Dataset items -

===

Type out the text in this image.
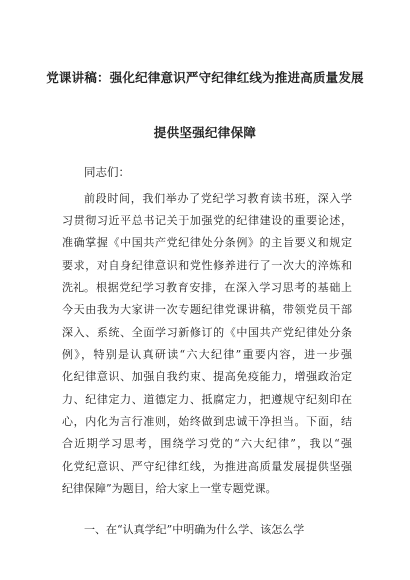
党课讲稿：强化纪律意识严守纪律红线为推进高质量发展
提供坚强纪律保障
同志们：
前段时间，我们举办了党纪学习教育读书班，深入学
习贯彻习近平总书记关于加强党的纪律建设的重要论述，
准确掌握《中国共产党纪律处分条例》的主旨要义和规定
要求，对自身纪律意识和党性修养进行了一次大的淬炼和
洗礼。 根据党纪学习教育安排，在深入学习思考的基础上
今天由我为大家讲一次专题纪律党课讲稿，带领党员干部
深入、系统、全面学习新修订的《中国共产党纪律处分条
例》，特别是认真研读“六大纪律”重要内容，进一步强
化纪律意识、加强自我约束、提高免疫能力，增强政治定
力、纪律定力、道德定力、抵腐定力，把遵规守纪刻印在
心，内化为言行准则，始终做到忠诚干净担当。下面，结
合近期学习思考，围绕学习党的“六大纪律”，我以“强
化党纪意识、严守纪律红线，为推进高质量发展提供坚强
纪律保障”为题目，给大家上一堂专题党课。
一、在“认真学纪”中明确为什么学、该怎么学
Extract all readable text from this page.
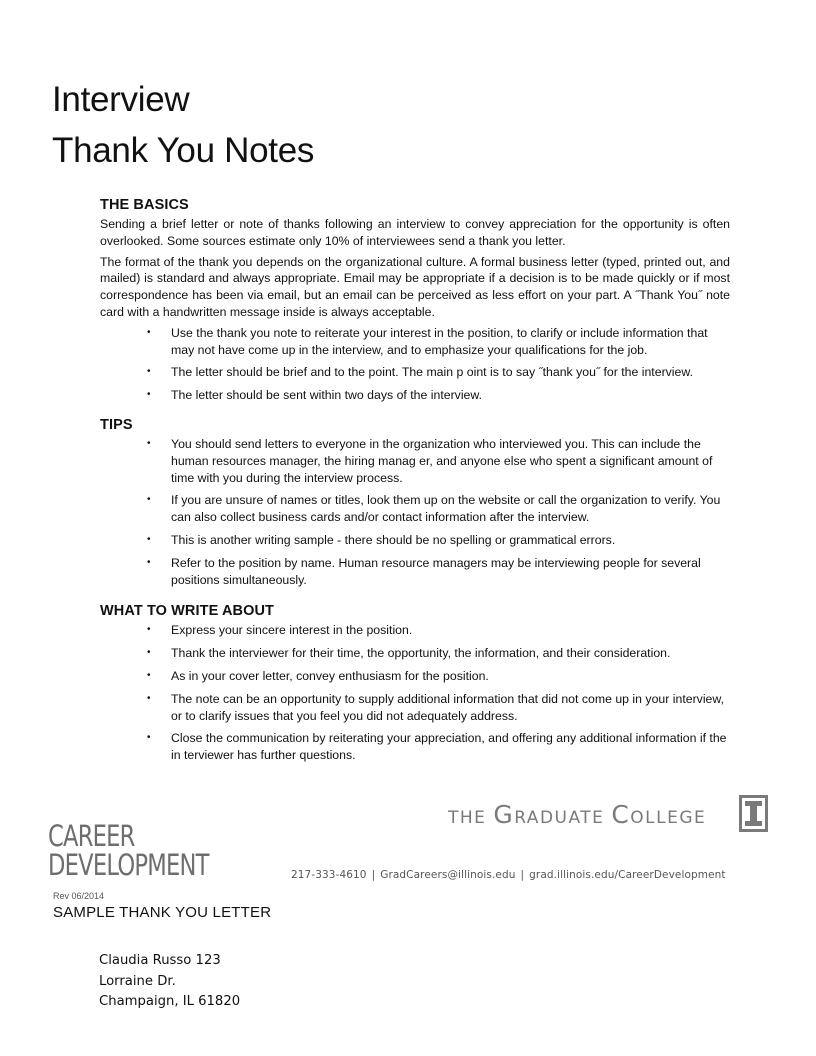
Interview
Thank You Notes
THE BASICS

Sending a brief letter or note of thanks following an interview to convey appreciation for the opportunity is often overlooked. Some sources estimate only 10% of interviewees send a thank you letter.

The format of the thank you depends on the organizational culture. A formal business letter (typed, printed out, and mailed) is standard and always appropriate. Email may be appropriate if a decision is to be made quickly or if most correspondence has been via email, but an email can be perceived as less effort on your part. A ˝Thank You˝ note card with a handwritten message inside is always acceptable.

• Use the thank you note to reiterate your interest in the position, to clarify or include information that may not have come up in the interview, and to emphasize your qualifications for the job.
• The letter should be brief and to the point. The main p oint is to say ˝thank you˝ for the interview.
• The letter should be sent within two days of the interview.
TIPS
• You should send letters to everyone in the organization who interviewed you. This can include the human resources manager, the hiring manag er, and anyone else who spent a significant amount of time with you during the interview process.
• If you are unsure of names or titles, look them up on the website or call the organization to verify. You can also collect business cards and/or contact information after the interview.
• This is another writing sample - there should be no spelling or grammatical errors.
• Refer to the position by name. Human resource managers may be interviewing people for several positions simultaneously.
WHAT TO WRITE ABOUT
• Express your sincere interest in the position.
• Thank the interviewer for their time, the opportunity, the information, and their consideration.
• As in your cover letter, convey enthusiasm for the position.
• The note can be an opportunity to supply additional information that did not come up in your interview, or to clarify issues that you feel you did not adequately address.
• Close the communication by reiterating your appreciation, and offering any additional information if the in terviewer has further questions.
THE GRADUATE COLLEGE
CAREER
DEVELOPMENT	217-333-4610 | GradCareers@illinois.edu | grad.illinois.edu/CareerDevelopment
Rev 06/2014
SAMPLE THANK YOU LETTER
Claudia Russo 123
Lorraine Dr.
Champaign, IL 61820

===

Directions for this task - Print out every entry above without changing a word, and leave out the pictures.

The result -
Type out the text in this image.
党课讲稿：强化纪律意识严守纪律红线为推进高质量发展
提供坚强纪律保障
同志们：
前段时间，我们举办了党纪学习教育读书班，深入学
习贯彻习近平总书记关于加强党的纪律建设的重要论述，
准确掌握《中国共产党纪律处分条例》的主旨要义和规定
要求，对自身纪律意识和党性修养进行了一次大的淬炼和
洗礼。 根据党纪学习教育安排，在深入学习思考的基础上
今天由我为大家讲一次专题纪律党课讲稿，带领党员干部
深入、系统、全面学习新修订的《中国共产党纪律处分条
例》，特别是认真研读“六大纪律”重要内容，进一步强
化纪律意识、加强自我约束、提高免疫能力，增强政治定
力、纪律定力、道德定力、抵腐定力，把遵规守纪刻印在
心，内化为言行准则，始终做到忠诚干净担当。下面，结
合近期学习思考，围绕学习党的“六大纪律”，我以“强
化党纪意识、严守纪律红线，为推进高质量发展提供坚强
纪律保障”为题目，给大家上一堂专题党课。
一、在“认真学纪”中明确为什么学、该怎么学
Extract all readable text from this page.
Interview
Thank You Notes
THE BASICS

Sending a brief letter or note of thanks following an interview to convey appreciation for the opportunity is often overlooked. Some sources estimate only 10% of interviewees send a thank you letter.

The format of the thank you depends on the organizational culture. A formal business letter (typed, printed out, and mailed) is standard and always appropriate. Email may be appropriate if a decision is to be made quickly or if most correspondence has been via email, but an email can be perceived as less effort on your part. A ˝Thank You˝ note card with a handwritten message inside is always acceptable.

• Use the thank you note to reiterate your interest in the position, to clarify or include information that may not have come up in the interview, and to emphasize your qualifications for the job.
• The letter should be brief and to the point. The main p oint is to say ˝thank you˝ for the interview.
• The letter should be sent within two days of the interview.
TIPS
• You should send letters to everyone in the organization who interviewed you. This can include the human resources manager, the hiring manag er, and anyone else who spent a significant amount of time with you during the interview process.
• If you are unsure of names or titles, look them up on the website or call the organization to verify. You can also collect business cards and/or contact information after the interview.
• This is another writing sample - there should be no spelling or grammatical errors.
• Refer to the position by name. Human resource managers may be interviewing people for several positions simultaneously.
WHAT TO WRITE ABOUT
• Express your sincere interest in the position.
• Thank the interviewer for their time, the opportunity, the information, and their consideration.
• As in your cover letter, convey enthusiasm for the position.
• The note can be an opportunity to supply additional information that did not come up in your interview, or to clarify issues that you feel you did not adequately address.
• Close the communication by reiterating your appreciation, and offering any additional information if the in terviewer has further questions.
THE GRADUATE COLLEGE
CAREER
DEVELOPMENT	217-333-4610 | GradCareers@illinois.edu | grad.illinois.edu/CareerDevelopment
Rev 06/2014
SAMPLE THANK YOU LETTER
Claudia Russo 123
Lorraine Dr.
Champaign, IL 61820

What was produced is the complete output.